Objective:
Leave out any picture and return the remaining listing below exactly as given.
-- START --
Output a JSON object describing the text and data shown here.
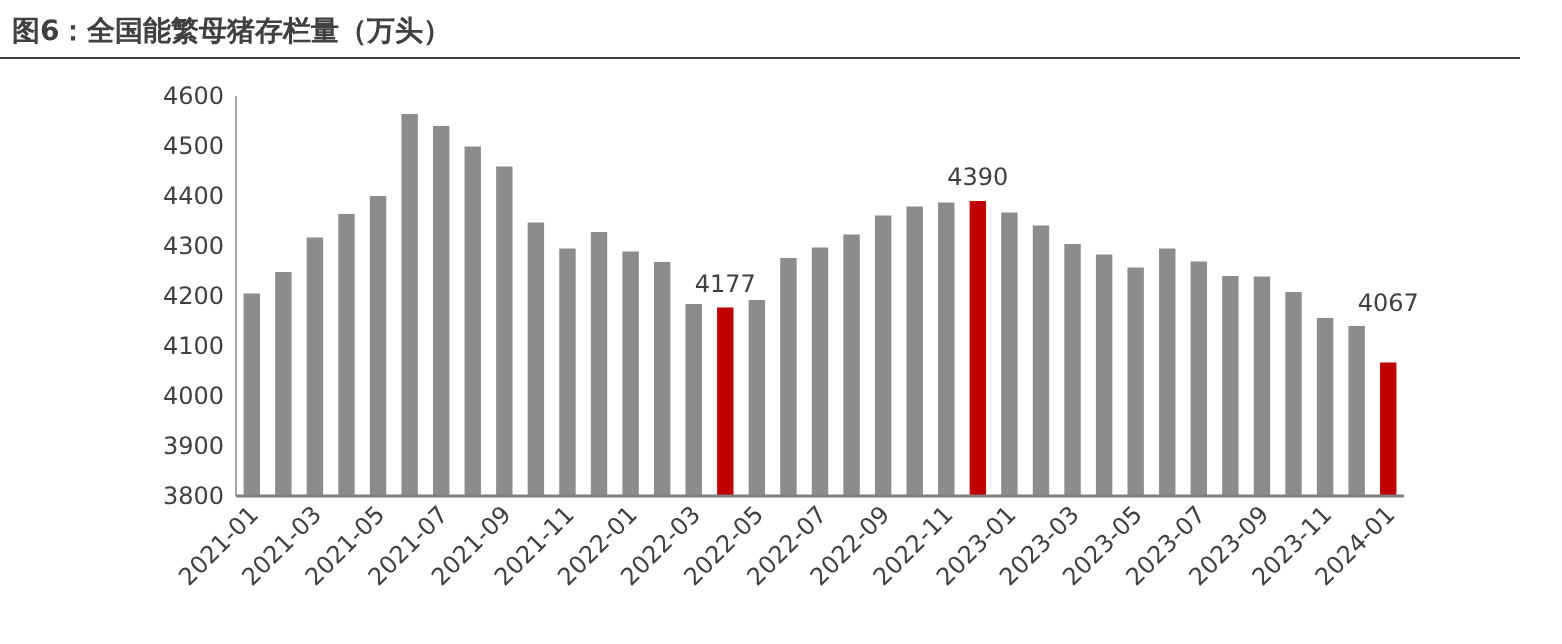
{
  "chart_data": {
    "type": "bar",
    "title": "图6：全国能繁母猪存栏量（万头）",
    "categories": [
      "2021-01",
      null,
      "2021-03",
      null,
      "2021-05",
      null,
      "2021-07",
      null,
      "2021-09",
      null,
      "2021-11",
      null,
      "2022-01",
      null,
      "2022-03",
      null,
      "2022-05",
      null,
      "2022-07",
      null,
      "2022-09",
      null,
      "2022-11",
      null,
      "2023-01",
      null,
      "2023-03",
      null,
      "2023-05",
      null,
      "2023-07",
      null,
      "2023-09",
      null,
      "2023-11",
      null,
      "2024-01"
    ],
    "values": [
      4205,
      4248,
      4317,
      4364,
      4400,
      4564,
      4540,
      4499,
      4459,
      4347,
      4295,
      4328,
      4289,
      4268,
      4184,
      4177,
      4192,
      4276,
      4297,
      4323,
      4361,
      4379,
      4387,
      4390,
      4367,
      4341,
      4304,
      4283,
      4257,
      4295,
      4269,
      4240,
      4239,
      4208,
      4156,
      4140,
      4067
    ],
    "colors": [
      "#8c8c8c",
      "#8c8c8c",
      "#8c8c8c",
      "#8c8c8c",
      "#8c8c8c",
      "#8c8c8c",
      "#8c8c8c",
      "#8c8c8c",
      "#8c8c8c",
      "#8c8c8c",
      "#8c8c8c",
      "#8c8c8c",
      "#8c8c8c",
      "#8c8c8c",
      "#8c8c8c",
      "#c00000",
      "#8c8c8c",
      "#8c8c8c",
      "#8c8c8c",
      "#8c8c8c",
      "#8c8c8c",
      "#8c8c8c",
      "#8c8c8c",
      "#c00000",
      "#8c8c8c",
      "#8c8c8c",
      "#8c8c8c",
      "#8c8c8c",
      "#8c8c8c",
      "#8c8c8c",
      "#8c8c8c",
      "#8c8c8c",
      "#8c8c8c",
      "#8c8c8c",
      "#8c8c8c",
      "#8c8c8c",
      "#c00000"
    ],
    "value_labels": [
      null,
      null,
      null,
      null,
      null,
      null,
      null,
      null,
      null,
      null,
      null,
      null,
      null,
      null,
      null,
      "4177",
      null,
      null,
      null,
      null,
      null,
      null,
      null,
      "4390",
      null,
      null,
      null,
      null,
      null,
      null,
      null,
      null,
      null,
      null,
      null,
      null,
      "4067"
    ],
    "ylim": [
      3800,
      4600
    ],
    "yticks": [
      3800,
      3900,
      4000,
      4100,
      4200,
      4300,
      4400,
      4500,
      4600
    ]
  }
}
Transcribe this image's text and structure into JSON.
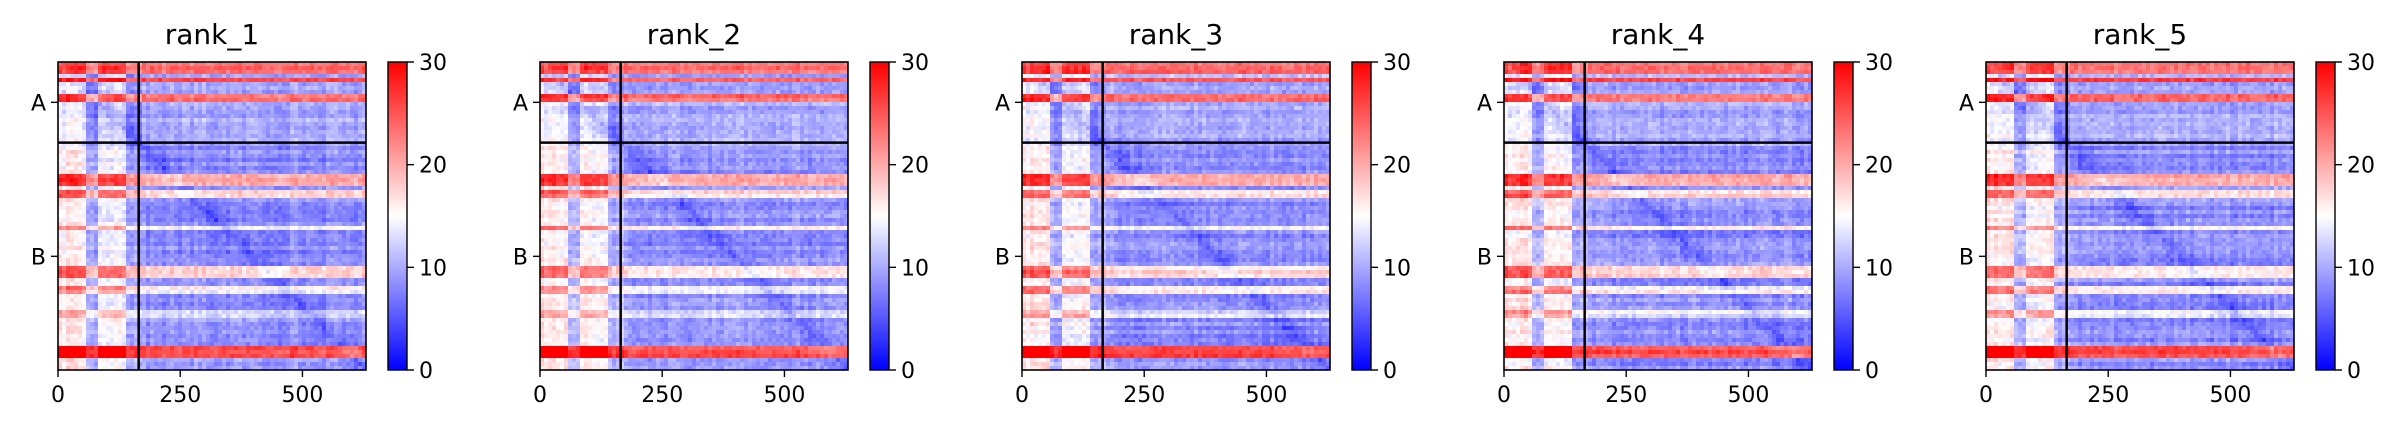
{
  "chart_data": [
    {
      "type": "heatmap",
      "title": "rank_1",
      "x_ticks": [
        0,
        250,
        500
      ],
      "xlim": [
        0,
        630
      ],
      "y_tick_labels": [
        "A",
        "B"
      ],
      "chain_boundary": 165,
      "chain_b_end": 630,
      "colorbar": {
        "ticks": [
          0,
          10,
          20,
          30
        ],
        "range": [
          0,
          30
        ],
        "colors": [
          "#0000ff",
          "#ffffff",
          "#ff0000"
        ]
      }
    },
    {
      "type": "heatmap",
      "title": "rank_2",
      "x_ticks": [
        0,
        250,
        500
      ],
      "xlim": [
        0,
        630
      ],
      "y_tick_labels": [
        "A",
        "B"
      ],
      "chain_boundary": 165,
      "chain_b_end": 630,
      "colorbar": {
        "ticks": [
          0,
          10,
          20,
          30
        ],
        "range": [
          0,
          30
        ],
        "colors": [
          "#0000ff",
          "#ffffff",
          "#ff0000"
        ]
      }
    },
    {
      "type": "heatmap",
      "title": "rank_3",
      "x_ticks": [
        0,
        250,
        500
      ],
      "xlim": [
        0,
        630
      ],
      "y_tick_labels": [
        "A",
        "B"
      ],
      "chain_boundary": 165,
      "chain_b_end": 630,
      "colorbar": {
        "ticks": [
          0,
          10,
          20,
          30
        ],
        "range": [
          0,
          30
        ],
        "colors": [
          "#0000ff",
          "#ffffff",
          "#ff0000"
        ]
      }
    },
    {
      "type": "heatmap",
      "title": "rank_4",
      "x_ticks": [
        0,
        250,
        500
      ],
      "xlim": [
        0,
        630
      ],
      "y_tick_labels": [
        "A",
        "B"
      ],
      "chain_boundary": 165,
      "chain_b_end": 630,
      "colorbar": {
        "ticks": [
          0,
          10,
          20,
          30
        ],
        "range": [
          0,
          30
        ],
        "colors": [
          "#0000ff",
          "#ffffff",
          "#ff0000"
        ]
      }
    },
    {
      "type": "heatmap",
      "title": "rank_5",
      "x_ticks": [
        0,
        250,
        500
      ],
      "xlim": [
        0,
        630
      ],
      "y_tick_labels": [
        "A",
        "B"
      ],
      "chain_boundary": 165,
      "chain_b_end": 630,
      "colorbar": {
        "ticks": [
          0,
          10,
          20,
          30
        ],
        "range": [
          0,
          30
        ],
        "colors": [
          "#0000ff",
          "#ffffff",
          "#ff0000"
        ]
      }
    }
  ]
}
-- END --
Exercise result:
Output a JSON object describing the text and data shown here.
{
  "chart_data": {
    "type": "bar",
    "title": "图6：全国能繁母猪存栏量（万头）",
    "categories": [
      "2021-01",
      null,
      "2021-03",
      null,
      "2021-05",
      null,
      "2021-07",
      null,
      "2021-09",
      null,
      "2021-11",
      null,
      "2022-01",
      null,
      "2022-03",
      null,
      "2022-05",
      null,
      "2022-07",
      null,
      "2022-09",
      null,
      "2022-11",
      null,
      "2023-01",
      null,
      "2023-03",
      null,
      "2023-05",
      null,
      "2023-07",
      null,
      "2023-09",
      null,
      "2023-11",
      null,
      "2024-01"
    ],
    "values": [
      4205,
      4248,
      4317,
      4364,
      4400,
      4564,
      4540,
      4499,
      4459,
      4347,
      4295,
      4328,
      4289,
      4268,
      4184,
      4177,
      4192,
      4276,
      4297,
      4323,
      4361,
      4379,
      4387,
      4390,
      4367,
      4341,
      4304,
      4283,
      4257,
      4295,
      4269,
      4240,
      4239,
      4208,
      4156,
      4140,
      4067
    ],
    "colors": [
      "#8c8c8c",
      "#8c8c8c",
      "#8c8c8c",
      "#8c8c8c",
      "#8c8c8c",
      "#8c8c8c",
      "#8c8c8c",
      "#8c8c8c",
      "#8c8c8c",
      "#8c8c8c",
      "#8c8c8c",
      "#8c8c8c",
      "#8c8c8c",
      "#8c8c8c",
      "#8c8c8c",
      "#c00000",
      "#8c8c8c",
      "#8c8c8c",
      "#8c8c8c",
      "#8c8c8c",
      "#8c8c8c",
      "#8c8c8c",
      "#8c8c8c",
      "#c00000",
      "#8c8c8c",
      "#8c8c8c",
      "#8c8c8c",
      "#8c8c8c",
      "#8c8c8c",
      "#8c8c8c",
      "#8c8c8c",
      "#8c8c8c",
      "#8c8c8c",
      "#8c8c8c",
      "#8c8c8c",
      "#8c8c8c",
      "#c00000"
    ],
    "value_labels": [
      null,
      null,
      null,
      null,
      null,
      null,
      null,
      null,
      null,
      null,
      null,
      null,
      null,
      null,
      null,
      "4177",
      null,
      null,
      null,
      null,
      null,
      null,
      null,
      "4390",
      null,
      null,
      null,
      null,
      null,
      null,
      null,
      null,
      null,
      null,
      null,
      null,
      "4067"
    ],
    "ylim": [
      3800,
      4600
    ],
    "yticks": [
      3800,
      3900,
      4000,
      4100,
      4200,
      4300,
      4400,
      4500,
      4600
    ]
  }
}
Transcribe this image's text and structure into JSON.
{
  "chart_data": [
    {
      "type": "heatmap",
      "title": "rank_1",
      "x_ticks": [
        0,
        250,
        500
      ],
      "xlim": [
        0,
        630
      ],
      "y_tick_labels": [
        "A",
        "B"
      ],
      "chain_boundary": 165,
      "chain_b_end": 630,
      "colorbar": {
        "ticks": [
          0,
          10,
          20,
          30
        ],
        "range": [
          0,
          30
        ],
        "colors": [
          "#0000ff",
          "#ffffff",
          "#ff0000"
        ]
      }
    },
    {
      "type": "heatmap",
      "title": "rank_2",
      "x_ticks": [
        0,
        250,
        500
      ],
      "xlim": [
        0,
        630
      ],
      "y_tick_labels": [
        "A",
        "B"
      ],
      "chain_boundary": 165,
      "chain_b_end": 630,
      "colorbar": {
        "ticks": [
          0,
          10,
          20,
          30
        ],
        "range": [
          0,
          30
        ],
        "colors": [
          "#0000ff",
          "#ffffff",
          "#ff0000"
        ]
      }
    },
    {
      "type": "heatmap",
      "title": "rank_3",
      "x_ticks": [
        0,
        250,
        500
      ],
      "xlim": [
        0,
        630
      ],
      "y_tick_labels": [
        "A",
        "B"
      ],
      "chain_boundary": 165,
      "chain_b_end": 630,
      "colorbar": {
        "ticks": [
          0,
          10,
          20,
          30
        ],
        "range": [
          0,
          30
        ],
        "colors": [
          "#0000ff",
          "#ffffff",
          "#ff0000"
        ]
      }
    },
    {
      "type": "heatmap",
      "title": "rank_4",
      "x_ticks": [
        0,
        250,
        500
      ],
      "xlim": [
        0,
        630
      ],
      "y_tick_labels": [
        "A",
        "B"
      ],
      "chain_boundary": 165,
      "chain_b_end": 630,
      "colorbar": {
        "ticks": [
          0,
          10,
          20,
          30
        ],
        "range": [
          0,
          30
        ],
        "colors": [
          "#0000ff",
          "#ffffff",
          "#ff0000"
        ]
      }
    },
    {
      "type": "heatmap",
      "title": "rank_5",
      "x_ticks": [
        0,
        250,
        500
      ],
      "xlim": [
        0,
        630
      ],
      "y_tick_labels": [
        "A",
        "B"
      ],
      "chain_boundary": 165,
      "chain_b_end": 630,
      "colorbar": {
        "ticks": [
          0,
          10,
          20,
          30
        ],
        "range": [
          0,
          30
        ],
        "colors": [
          "#0000ff",
          "#ffffff",
          "#ff0000"
        ]
      }
    }
  ]
}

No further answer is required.